• REQUIREMENT
Scan the listing below. Report each line that includes "Stunden".

>> BEGIN SUPPLIED ENTRIES

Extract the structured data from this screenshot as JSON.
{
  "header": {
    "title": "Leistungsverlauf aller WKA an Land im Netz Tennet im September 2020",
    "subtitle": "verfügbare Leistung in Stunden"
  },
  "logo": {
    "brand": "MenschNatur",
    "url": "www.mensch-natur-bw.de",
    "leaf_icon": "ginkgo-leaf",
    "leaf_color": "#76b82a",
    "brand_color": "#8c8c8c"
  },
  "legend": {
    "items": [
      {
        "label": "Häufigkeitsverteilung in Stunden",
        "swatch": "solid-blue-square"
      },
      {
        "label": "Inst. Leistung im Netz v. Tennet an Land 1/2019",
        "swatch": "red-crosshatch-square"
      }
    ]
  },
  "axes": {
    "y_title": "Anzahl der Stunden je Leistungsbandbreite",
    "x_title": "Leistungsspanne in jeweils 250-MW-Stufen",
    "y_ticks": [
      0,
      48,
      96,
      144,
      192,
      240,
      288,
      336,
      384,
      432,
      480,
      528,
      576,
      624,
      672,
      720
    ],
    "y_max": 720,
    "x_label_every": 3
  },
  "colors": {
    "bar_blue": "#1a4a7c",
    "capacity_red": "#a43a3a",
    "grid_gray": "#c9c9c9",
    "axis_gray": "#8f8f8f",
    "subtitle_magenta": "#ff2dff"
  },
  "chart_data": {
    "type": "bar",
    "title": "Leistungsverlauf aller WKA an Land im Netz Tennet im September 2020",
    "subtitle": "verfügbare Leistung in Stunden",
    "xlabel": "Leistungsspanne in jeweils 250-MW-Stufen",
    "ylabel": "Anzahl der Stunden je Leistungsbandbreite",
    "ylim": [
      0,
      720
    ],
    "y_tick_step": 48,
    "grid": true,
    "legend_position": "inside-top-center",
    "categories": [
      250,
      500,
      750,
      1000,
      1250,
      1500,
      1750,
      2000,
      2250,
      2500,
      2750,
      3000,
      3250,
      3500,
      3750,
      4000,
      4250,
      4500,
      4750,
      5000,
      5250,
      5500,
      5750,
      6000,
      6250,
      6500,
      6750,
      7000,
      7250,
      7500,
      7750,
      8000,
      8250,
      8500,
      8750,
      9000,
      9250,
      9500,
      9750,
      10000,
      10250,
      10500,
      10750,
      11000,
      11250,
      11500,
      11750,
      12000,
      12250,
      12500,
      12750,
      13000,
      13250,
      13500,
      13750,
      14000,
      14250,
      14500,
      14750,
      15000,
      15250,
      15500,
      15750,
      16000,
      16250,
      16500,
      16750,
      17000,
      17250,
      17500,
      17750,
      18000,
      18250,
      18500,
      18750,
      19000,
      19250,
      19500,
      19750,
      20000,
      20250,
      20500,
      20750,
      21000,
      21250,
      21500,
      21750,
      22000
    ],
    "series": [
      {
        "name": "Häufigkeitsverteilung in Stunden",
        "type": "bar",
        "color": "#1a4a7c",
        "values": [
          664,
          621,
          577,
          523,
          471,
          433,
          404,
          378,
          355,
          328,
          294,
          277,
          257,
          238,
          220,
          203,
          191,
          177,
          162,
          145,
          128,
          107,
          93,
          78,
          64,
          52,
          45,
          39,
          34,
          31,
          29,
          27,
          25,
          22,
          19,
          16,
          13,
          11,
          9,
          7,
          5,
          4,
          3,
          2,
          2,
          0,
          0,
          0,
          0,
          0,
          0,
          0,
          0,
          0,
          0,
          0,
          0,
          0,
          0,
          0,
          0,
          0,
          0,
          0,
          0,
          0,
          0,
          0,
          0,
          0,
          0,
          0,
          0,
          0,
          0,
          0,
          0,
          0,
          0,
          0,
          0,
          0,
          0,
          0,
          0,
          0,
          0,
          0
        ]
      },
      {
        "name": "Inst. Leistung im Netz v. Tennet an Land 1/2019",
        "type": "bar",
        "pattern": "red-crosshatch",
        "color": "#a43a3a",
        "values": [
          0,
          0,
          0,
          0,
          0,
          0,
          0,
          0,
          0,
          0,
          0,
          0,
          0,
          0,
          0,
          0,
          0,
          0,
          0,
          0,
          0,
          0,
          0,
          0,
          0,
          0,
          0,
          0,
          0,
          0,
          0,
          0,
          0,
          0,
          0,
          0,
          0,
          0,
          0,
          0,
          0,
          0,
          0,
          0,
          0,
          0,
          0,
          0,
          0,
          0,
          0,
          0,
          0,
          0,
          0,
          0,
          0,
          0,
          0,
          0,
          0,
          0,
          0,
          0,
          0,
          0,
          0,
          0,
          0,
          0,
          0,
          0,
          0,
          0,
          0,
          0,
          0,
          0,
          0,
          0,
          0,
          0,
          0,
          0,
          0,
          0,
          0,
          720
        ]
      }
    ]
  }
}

>> END SUPPLIED ENTRIES

• ANSWER TO THIS PROBLEM
    "subtitle": "verfügbare Leistung in Stunden"
        "label": "Häufigkeitsverteilung in Stunden",
    "y_title": "Anzahl der Stunden je Leistungsbandbreite",
    "subtitle": "verfügbare Leistung in Stunden",
    "ylabel": "Anzahl der Stunden je Leistungsbandbreite",
        "name": "Häufigkeitsverteilung in Stunden",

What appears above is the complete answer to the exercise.